[Data entries]
###

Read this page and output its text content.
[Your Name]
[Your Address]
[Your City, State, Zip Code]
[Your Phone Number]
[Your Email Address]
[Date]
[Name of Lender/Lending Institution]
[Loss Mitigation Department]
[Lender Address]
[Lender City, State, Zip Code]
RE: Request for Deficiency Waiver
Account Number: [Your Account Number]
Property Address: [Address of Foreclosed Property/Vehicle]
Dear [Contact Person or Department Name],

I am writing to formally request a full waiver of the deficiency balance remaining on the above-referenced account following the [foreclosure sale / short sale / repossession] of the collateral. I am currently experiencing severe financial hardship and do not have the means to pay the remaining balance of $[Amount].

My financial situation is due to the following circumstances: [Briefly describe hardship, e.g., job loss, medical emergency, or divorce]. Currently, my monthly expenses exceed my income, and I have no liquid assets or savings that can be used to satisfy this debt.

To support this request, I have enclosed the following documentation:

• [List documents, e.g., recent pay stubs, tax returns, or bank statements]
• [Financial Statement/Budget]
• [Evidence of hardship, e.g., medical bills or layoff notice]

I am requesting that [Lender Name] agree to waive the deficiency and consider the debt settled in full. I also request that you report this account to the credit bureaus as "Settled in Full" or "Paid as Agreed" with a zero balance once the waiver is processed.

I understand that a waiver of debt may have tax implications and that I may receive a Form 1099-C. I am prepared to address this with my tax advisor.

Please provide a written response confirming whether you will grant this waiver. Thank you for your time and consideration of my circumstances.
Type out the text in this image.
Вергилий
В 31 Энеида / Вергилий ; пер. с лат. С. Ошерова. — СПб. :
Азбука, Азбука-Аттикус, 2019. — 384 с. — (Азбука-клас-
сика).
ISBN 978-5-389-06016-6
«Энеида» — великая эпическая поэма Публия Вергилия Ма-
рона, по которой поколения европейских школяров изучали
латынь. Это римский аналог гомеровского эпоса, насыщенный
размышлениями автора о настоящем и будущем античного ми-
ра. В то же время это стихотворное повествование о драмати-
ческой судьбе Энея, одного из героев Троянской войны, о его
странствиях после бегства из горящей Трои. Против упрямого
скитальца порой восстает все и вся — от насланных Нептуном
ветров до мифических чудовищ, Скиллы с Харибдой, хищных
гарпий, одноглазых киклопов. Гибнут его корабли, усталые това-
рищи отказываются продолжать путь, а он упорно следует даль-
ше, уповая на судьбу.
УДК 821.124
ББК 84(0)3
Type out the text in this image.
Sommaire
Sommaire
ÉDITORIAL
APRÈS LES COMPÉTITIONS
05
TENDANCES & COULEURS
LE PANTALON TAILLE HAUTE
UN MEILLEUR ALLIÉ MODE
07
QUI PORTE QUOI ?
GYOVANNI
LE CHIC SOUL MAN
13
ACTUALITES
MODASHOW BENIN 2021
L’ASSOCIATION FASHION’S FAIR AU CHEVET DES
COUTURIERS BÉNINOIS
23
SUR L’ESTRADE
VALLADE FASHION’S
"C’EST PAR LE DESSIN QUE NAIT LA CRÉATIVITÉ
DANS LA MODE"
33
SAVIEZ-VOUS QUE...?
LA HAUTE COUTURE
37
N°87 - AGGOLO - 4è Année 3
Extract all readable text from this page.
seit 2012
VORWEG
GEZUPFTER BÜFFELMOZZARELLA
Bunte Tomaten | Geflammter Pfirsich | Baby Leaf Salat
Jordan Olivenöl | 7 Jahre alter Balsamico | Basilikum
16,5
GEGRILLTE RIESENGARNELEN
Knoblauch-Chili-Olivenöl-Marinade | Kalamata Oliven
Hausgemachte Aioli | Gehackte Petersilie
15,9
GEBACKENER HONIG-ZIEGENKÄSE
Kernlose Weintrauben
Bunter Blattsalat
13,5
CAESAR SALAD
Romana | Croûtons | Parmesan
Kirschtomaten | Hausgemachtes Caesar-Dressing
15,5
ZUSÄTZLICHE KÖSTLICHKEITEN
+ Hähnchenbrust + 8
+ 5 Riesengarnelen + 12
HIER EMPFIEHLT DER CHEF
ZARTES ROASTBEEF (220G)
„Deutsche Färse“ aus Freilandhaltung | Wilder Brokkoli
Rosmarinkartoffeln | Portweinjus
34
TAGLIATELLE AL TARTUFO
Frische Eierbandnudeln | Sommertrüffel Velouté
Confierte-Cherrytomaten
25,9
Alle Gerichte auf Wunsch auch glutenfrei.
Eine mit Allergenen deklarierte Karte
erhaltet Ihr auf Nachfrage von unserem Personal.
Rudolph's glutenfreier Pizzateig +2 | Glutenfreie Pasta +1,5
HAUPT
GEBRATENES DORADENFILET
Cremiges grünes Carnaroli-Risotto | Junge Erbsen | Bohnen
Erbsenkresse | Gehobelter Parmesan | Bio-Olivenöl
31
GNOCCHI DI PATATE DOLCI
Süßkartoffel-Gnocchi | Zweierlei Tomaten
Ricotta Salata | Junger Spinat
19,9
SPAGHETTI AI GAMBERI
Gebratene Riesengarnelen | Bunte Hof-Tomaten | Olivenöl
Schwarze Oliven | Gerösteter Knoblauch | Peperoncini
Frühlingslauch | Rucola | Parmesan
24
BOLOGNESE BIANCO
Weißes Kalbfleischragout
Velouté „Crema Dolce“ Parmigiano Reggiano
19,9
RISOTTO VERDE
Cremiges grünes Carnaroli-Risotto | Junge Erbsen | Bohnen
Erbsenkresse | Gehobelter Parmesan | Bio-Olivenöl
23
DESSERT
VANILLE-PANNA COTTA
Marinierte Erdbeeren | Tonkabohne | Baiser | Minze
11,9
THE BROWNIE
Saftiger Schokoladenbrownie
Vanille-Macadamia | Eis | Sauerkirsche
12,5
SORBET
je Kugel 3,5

###

Print every entry exactly as written.

Read this page and output its text content.
[Your Name]
[Your Address]
[Your City, State, Zip Code]
[Your Phone Number]
[Your Email Address]
[Date]
[Name of Lender/Lending Institution]
[Loss Mitigation Department]
[Lender Address]
[Lender City, State, Zip Code]
RE: Request for Deficiency Waiver
Account Number: [Your Account Number]
Property Address: [Address of Foreclosed Property/Vehicle]
Dear [Contact Person or Department Name],

I am writing to formally request a full waiver of the deficiency balance remaining on the above-referenced account following the [foreclosure sale / short sale / repossession] of the collateral. I am currently experiencing severe financial hardship and do not have the means to pay the remaining balance of $[Amount].

My financial situation is due to the following circumstances: [Briefly describe hardship, e.g., job loss, medical emergency, or divorce]. Currently, my monthly expenses exceed my income, and I have no liquid assets or savings that can be used to satisfy this debt.

To support this request, I have enclosed the following documentation:

• [List documents, e.g., recent pay stubs, tax returns, or bank statements]
• [Financial Statement/Budget]
• [Evidence of hardship, e.g., medical bills or layoff notice]

I am requesting that [Lender Name] agree to waive the deficiency and consider the debt settled in full. I also request that you report this account to the credit bureaus as "Settled in Full" or "Paid as Agreed" with a zero balance once the waiver is processed.

I understand that a waiver of debt may have tax implications and that I may receive a Form 1099-C. I am prepared to address this with my tax advisor.

Please provide a written response confirming whether you will grant this waiver. Thank you for your time and consideration of my circumstances.
Type out the text in this image.
Вергилий
В 31 Энеида / Вергилий ; пер. с лат. С. Ошерова. — СПб. :
Азбука, Азбука-Аттикус, 2019. — 384 с. — (Азбука-клас-
сика).
ISBN 978-5-389-06016-6
«Энеида» — великая эпическая поэма Публия Вергилия Ма-
рона, по которой поколения европейских школяров изучали
латынь. Это римский аналог гомеровского эпоса, насыщенный
размышлениями автора о настоящем и будущем античного ми-
ра. В то же время это стихотворное повествование о драмати-
ческой судьбе Энея, одного из героев Троянской войны, о его
странствиях после бегства из горящей Трои. Против упрямого
скитальца порой восстает все и вся — от насланных Нептуном
ветров до мифических чудовищ, Скиллы с Харибдой, хищных
гарпий, одноглазых киклопов. Гибнут его корабли, усталые това-
рищи отказываются продолжать путь, а он упорно следует даль-
ше, уповая на судьбу.
УДК 821.124
ББК 84(0)3
Type out the text in this image.
Sommaire
Sommaire
ÉDITORIAL
APRÈS LES COMPÉTITIONS
05
TENDANCES & COULEURS
LE PANTALON TAILLE HAUTE
UN MEILLEUR ALLIÉ MODE
07
QUI PORTE QUOI ?
GYOVANNI
LE CHIC SOUL MAN
13
ACTUALITES
MODASHOW BENIN 2021
L’ASSOCIATION FASHION’S FAIR AU CHEVET DES
COUTURIERS BÉNINOIS
23
SUR L’ESTRADE
VALLADE FASHION’S
"C’EST PAR LE DESSIN QUE NAIT LA CRÉATIVITÉ
DANS LA MODE"
33
SAVIEZ-VOUS QUE...?
LA HAUTE COUTURE
37
N°87 - AGGOLO - 4è Année 3
Extract all readable text from this page.
seit 2012
VORWEG
GEZUPFTER BÜFFELMOZZARELLA
Bunte Tomaten | Geflammter Pfirsich | Baby Leaf Salat
Jordan Olivenöl | 7 Jahre alter Balsamico | Basilikum
16,5
GEGRILLTE RIESENGARNELEN
Knoblauch-Chili-Olivenöl-Marinade | Kalamata Oliven
Hausgemachte Aioli | Gehackte Petersilie
15,9
GEBACKENER HONIG-ZIEGENKÄSE
Kernlose Weintrauben
Bunter Blattsalat
13,5
CAESAR SALAD
Romana | Croûtons | Parmesan
Kirschtomaten | Hausgemachtes Caesar-Dressing
15,5
ZUSÄTZLICHE KÖSTLICHKEITEN
+ Hähnchenbrust + 8
+ 5 Riesengarnelen + 12
HIER EMPFIEHLT DER CHEF
ZARTES ROASTBEEF (220G)
„Deutsche Färse“ aus Freilandhaltung | Wilder Brokkoli
Rosmarinkartoffeln | Portweinjus
34
TAGLIATELLE AL TARTUFO
Frische Eierbandnudeln | Sommertrüffel Velouté
Confierte-Cherrytomaten
25,9
Alle Gerichte auf Wunsch auch glutenfrei.
Eine mit Allergenen deklarierte Karte
erhaltet Ihr auf Nachfrage von unserem Personal.
Rudolph's glutenfreier Pizzateig +2 | Glutenfreie Pasta +1,5
HAUPT
GEBRATENES DORADENFILET
Cremiges grünes Carnaroli-Risotto | Junge Erbsen | Bohnen
Erbsenkresse | Gehobelter Parmesan | Bio-Olivenöl
31
GNOCCHI DI PATATE DOLCI
Süßkartoffel-Gnocchi | Zweierlei Tomaten
Ricotta Salata | Junger Spinat
19,9
SPAGHETTI AI GAMBERI
Gebratene Riesengarnelen | Bunte Hof-Tomaten | Olivenöl
Schwarze Oliven | Gerösteter Knoblauch | Peperoncini
Frühlingslauch | Rucola | Parmesan
24
BOLOGNESE BIANCO
Weißes Kalbfleischragout
Velouté „Crema Dolce“ Parmigiano Reggiano
19,9
RISOTTO VERDE
Cremiges grünes Carnaroli-Risotto | Junge Erbsen | Bohnen
Erbsenkresse | Gehobelter Parmesan | Bio-Olivenöl
23
DESSERT
VANILLE-PANNA COTTA
Marinierte Erdbeeren | Tonkabohne | Baiser | Minze
11,9
THE BROWNIE
Saftiger Schokoladenbrownie
Vanille-Macadamia | Eis | Sauerkirsche
12,5
SORBET
je Kugel 3,5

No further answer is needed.